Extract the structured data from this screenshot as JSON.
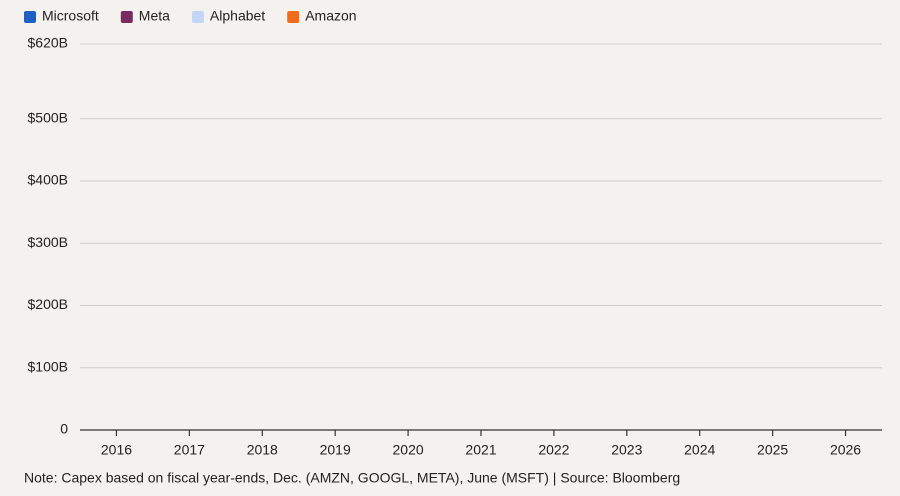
{
  "chart_data": {
    "type": "bar",
    "stacked": true,
    "categories": [
      "2016",
      "2017",
      "2018",
      "2019",
      "2020",
      "2021",
      "2022",
      "2023",
      "2024",
      "2025",
      "2026"
    ],
    "series": [
      {
        "name": "Microsoft",
        "color": "#1f5fc4",
        "values": [
          0,
          0,
          0,
          0,
          0,
          0,
          0,
          0,
          0,
          0,
          0
        ]
      },
      {
        "name": "Meta",
        "color": "#7a2a5e",
        "values": [
          0,
          0,
          0,
          0,
          0,
          0,
          0,
          0,
          0,
          0,
          0
        ]
      },
      {
        "name": "Alphabet",
        "color": "#c5d5f5",
        "values": [
          0,
          0,
          0,
          0,
          0,
          0,
          0,
          0,
          0,
          0,
          0
        ]
      },
      {
        "name": "Amazon",
        "color": "#f26b1d",
        "values": [
          0,
          0,
          0,
          0,
          0,
          0,
          0,
          0,
          0,
          0,
          0
        ]
      }
    ],
    "ylim": [
      0,
      620
    ],
    "yticks": [
      0,
      {
        "value": 100,
        "label": "$100B"
      },
      {
        "value": 200,
        "label": "$200B"
      },
      {
        "value": 300,
        "label": "$300B"
      },
      {
        "value": 400,
        "label": "$400B"
      },
      {
        "value": 500,
        "label": "$500B"
      },
      {
        "value": 620,
        "label": "$620B"
      }
    ],
    "grid": true,
    "note": "Note: Capex based on fiscal year-ends, Dec. (AMZN, GOOGL, META), June (MSFT)  |  Source: Bloomberg"
  }
}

---

Instructions for the task: Transcribe the material exactly, leaving every picture out.

Completed exercise:
Extract the structured data from this screenshot as JSON.
{
  "chart_data": {
    "type": "bar",
    "stacked": true,
    "categories": [
      "2016",
      "2017",
      "2018",
      "2019",
      "2020",
      "2021",
      "2022",
      "2023",
      "2024",
      "2025",
      "2026"
    ],
    "series": [
      {
        "name": "Microsoft",
        "color": "#1f5fc4",
        "values": [
          0,
          0,
          0,
          0,
          0,
          0,
          0,
          0,
          0,
          0,
          0
        ]
      },
      {
        "name": "Meta",
        "color": "#7a2a5e",
        "values": [
          0,
          0,
          0,
          0,
          0,
          0,
          0,
          0,
          0,
          0,
          0
        ]
      },
      {
        "name": "Alphabet",
        "color": "#c5d5f5",
        "values": [
          0,
          0,
          0,
          0,
          0,
          0,
          0,
          0,
          0,
          0,
          0
        ]
      },
      {
        "name": "Amazon",
        "color": "#f26b1d",
        "values": [
          0,
          0,
          0,
          0,
          0,
          0,
          0,
          0,
          0,
          0,
          0
        ]
      }
    ],
    "ylim": [
      0,
      620
    ],
    "yticks": [
      0,
      {
        "value": 100,
        "label": "$100B"
      },
      {
        "value": 200,
        "label": "$200B"
      },
      {
        "value": 300,
        "label": "$300B"
      },
      {
        "value": 400,
        "label": "$400B"
      },
      {
        "value": 500,
        "label": "$500B"
      },
      {
        "value": 620,
        "label": "$620B"
      }
    ],
    "grid": true,
    "note": "Note: Capex based on fiscal year-ends, Dec. (AMZN, GOOGL, META), June (MSFT)  |  Source: Bloomberg"
  }
}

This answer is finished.